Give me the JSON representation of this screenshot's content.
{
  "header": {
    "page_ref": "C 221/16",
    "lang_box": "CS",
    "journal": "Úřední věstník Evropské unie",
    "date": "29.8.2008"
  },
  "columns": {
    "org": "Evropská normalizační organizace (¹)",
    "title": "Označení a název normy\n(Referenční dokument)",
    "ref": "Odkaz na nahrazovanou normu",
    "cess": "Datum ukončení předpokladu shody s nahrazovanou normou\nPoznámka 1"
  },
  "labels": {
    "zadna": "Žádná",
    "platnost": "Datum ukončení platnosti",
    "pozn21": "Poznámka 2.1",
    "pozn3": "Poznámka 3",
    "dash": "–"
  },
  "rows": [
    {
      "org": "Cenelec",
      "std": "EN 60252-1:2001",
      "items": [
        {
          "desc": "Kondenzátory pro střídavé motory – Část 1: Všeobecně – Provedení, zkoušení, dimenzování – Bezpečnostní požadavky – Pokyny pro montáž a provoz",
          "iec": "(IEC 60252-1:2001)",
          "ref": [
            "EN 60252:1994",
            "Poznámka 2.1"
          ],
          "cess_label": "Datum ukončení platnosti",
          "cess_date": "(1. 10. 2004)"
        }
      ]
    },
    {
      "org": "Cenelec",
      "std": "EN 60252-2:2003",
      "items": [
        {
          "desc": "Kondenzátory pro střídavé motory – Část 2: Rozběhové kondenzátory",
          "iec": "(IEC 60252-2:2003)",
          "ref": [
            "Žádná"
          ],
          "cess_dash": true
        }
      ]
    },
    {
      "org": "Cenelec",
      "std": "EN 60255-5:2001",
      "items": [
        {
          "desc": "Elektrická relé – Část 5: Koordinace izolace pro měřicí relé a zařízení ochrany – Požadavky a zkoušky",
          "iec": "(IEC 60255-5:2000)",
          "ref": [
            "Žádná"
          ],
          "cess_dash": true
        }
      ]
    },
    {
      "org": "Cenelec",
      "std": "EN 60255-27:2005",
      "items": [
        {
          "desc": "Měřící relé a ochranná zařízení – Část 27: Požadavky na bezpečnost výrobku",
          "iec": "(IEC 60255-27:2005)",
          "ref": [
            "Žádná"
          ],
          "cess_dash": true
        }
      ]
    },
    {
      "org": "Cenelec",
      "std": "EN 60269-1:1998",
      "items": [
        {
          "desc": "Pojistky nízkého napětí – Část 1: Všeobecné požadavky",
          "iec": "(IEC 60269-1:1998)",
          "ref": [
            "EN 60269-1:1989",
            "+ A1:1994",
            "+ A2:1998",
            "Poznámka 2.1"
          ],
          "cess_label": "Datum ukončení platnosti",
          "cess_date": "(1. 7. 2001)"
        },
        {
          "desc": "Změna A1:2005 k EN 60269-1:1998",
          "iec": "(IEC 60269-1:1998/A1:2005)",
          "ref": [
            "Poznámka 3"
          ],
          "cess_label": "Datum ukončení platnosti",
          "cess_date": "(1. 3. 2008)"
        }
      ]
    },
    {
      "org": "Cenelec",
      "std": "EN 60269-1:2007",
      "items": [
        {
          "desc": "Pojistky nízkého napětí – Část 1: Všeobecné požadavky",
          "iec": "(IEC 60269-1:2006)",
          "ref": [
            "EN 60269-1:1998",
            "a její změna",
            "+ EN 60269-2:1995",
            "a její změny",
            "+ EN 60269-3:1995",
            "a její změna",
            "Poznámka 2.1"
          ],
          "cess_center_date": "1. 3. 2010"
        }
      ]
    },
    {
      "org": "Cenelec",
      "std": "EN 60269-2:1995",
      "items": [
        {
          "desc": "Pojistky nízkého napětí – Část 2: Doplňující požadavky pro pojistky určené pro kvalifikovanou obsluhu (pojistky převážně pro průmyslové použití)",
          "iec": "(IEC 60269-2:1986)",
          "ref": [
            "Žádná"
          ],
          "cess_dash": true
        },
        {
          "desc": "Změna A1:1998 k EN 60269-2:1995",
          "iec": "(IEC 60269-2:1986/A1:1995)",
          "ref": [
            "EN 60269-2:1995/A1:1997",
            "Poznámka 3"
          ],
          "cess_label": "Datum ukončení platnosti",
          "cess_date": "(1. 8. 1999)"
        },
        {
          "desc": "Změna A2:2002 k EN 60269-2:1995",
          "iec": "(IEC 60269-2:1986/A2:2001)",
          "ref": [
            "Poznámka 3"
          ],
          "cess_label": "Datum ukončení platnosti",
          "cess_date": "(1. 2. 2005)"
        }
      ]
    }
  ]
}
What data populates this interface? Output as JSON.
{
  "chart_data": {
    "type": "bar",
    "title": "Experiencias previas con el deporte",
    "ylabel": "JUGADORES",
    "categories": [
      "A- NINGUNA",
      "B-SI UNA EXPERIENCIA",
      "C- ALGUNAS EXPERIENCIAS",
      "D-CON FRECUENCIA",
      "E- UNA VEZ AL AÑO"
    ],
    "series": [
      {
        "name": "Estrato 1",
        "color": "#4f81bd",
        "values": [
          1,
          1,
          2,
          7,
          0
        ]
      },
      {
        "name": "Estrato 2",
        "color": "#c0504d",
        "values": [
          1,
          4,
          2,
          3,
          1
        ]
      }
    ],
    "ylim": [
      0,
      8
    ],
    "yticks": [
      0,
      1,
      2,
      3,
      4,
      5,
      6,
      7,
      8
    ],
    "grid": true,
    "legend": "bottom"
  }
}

What you should do. Search the records above for the string "relé". Copy every line that contains it.

Task result.
          "desc": "Elektrická relé – Část 5: Koordinace izolace pro měřicí relé a zařízení ochrany – Požadavky a zkoušky",
          "desc": "Měřící relé a ochranná zařízení – Část 27: Požadavky na bezpečnost výrobku",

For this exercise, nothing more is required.